[Items from a data source]
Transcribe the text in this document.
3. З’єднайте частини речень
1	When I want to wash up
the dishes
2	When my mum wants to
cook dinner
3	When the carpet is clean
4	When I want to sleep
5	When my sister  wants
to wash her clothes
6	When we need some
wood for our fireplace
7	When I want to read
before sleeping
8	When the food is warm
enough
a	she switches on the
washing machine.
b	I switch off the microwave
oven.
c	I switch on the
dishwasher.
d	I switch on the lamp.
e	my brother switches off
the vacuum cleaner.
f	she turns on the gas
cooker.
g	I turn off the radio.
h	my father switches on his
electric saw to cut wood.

* * *

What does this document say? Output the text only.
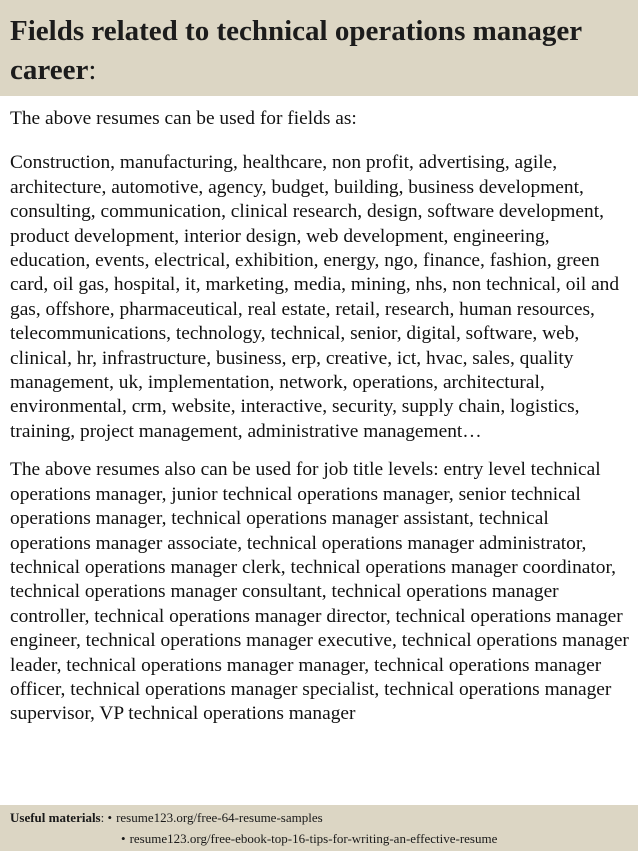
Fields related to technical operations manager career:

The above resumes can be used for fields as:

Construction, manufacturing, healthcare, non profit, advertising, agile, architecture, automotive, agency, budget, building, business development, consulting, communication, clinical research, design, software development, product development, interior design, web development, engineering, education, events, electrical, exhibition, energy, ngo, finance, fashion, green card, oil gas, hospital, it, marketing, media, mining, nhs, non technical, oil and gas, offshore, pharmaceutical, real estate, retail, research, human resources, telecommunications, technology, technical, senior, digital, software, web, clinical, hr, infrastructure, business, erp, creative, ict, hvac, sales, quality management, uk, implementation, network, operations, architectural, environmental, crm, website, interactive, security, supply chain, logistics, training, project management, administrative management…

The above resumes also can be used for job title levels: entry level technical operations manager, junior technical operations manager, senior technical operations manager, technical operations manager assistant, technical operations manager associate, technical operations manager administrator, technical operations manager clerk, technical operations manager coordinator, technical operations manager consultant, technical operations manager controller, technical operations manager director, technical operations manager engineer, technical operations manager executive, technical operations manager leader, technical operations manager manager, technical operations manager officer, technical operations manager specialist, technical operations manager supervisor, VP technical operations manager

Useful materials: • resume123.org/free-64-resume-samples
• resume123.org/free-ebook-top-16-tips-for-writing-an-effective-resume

◆ Written problem
Across all the entries, count the lines that contain the word "free" and give the number by itself.

◆ Final result
2